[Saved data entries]
::::::::

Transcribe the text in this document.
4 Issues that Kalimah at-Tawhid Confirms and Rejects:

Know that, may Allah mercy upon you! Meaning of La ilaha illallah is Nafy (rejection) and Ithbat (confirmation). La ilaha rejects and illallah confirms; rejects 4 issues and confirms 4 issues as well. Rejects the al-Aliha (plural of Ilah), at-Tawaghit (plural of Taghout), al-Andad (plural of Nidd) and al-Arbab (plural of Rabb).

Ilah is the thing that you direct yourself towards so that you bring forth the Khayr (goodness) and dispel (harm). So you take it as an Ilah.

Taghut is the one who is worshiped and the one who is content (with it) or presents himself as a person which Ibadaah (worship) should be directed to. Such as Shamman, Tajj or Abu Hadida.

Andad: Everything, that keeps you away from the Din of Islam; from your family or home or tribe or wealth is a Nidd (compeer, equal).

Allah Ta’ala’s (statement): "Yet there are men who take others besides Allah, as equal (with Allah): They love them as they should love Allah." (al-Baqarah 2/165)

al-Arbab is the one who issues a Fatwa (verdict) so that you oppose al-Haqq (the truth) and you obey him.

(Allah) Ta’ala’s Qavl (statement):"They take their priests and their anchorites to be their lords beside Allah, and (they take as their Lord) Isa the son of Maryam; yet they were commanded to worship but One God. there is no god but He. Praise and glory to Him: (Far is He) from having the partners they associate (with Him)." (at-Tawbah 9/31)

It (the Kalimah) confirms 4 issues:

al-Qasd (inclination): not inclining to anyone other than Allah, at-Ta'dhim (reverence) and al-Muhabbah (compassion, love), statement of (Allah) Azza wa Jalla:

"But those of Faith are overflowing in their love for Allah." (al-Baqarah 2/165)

::::::::

:: Requirements ::
Find the word "Rejects" in the data and show each line that holds it.

:: Answer below ::
4 Issues that Kalimah at-Tawhid Confirms and Rejects:
Know that, may Allah mercy upon you! Meaning of La ilaha illallah is Nafy (rejection) and Ithbat (confirmation). La ilaha rejects and illallah confirms; rejects 4 issues and confirms 4 issues as well. Rejects the al-Aliha (plural of Ilah), at-Tawaghit (plural of Taghout), al-Andad (plural of Nidd) and al-Arbab (plural of Rabb).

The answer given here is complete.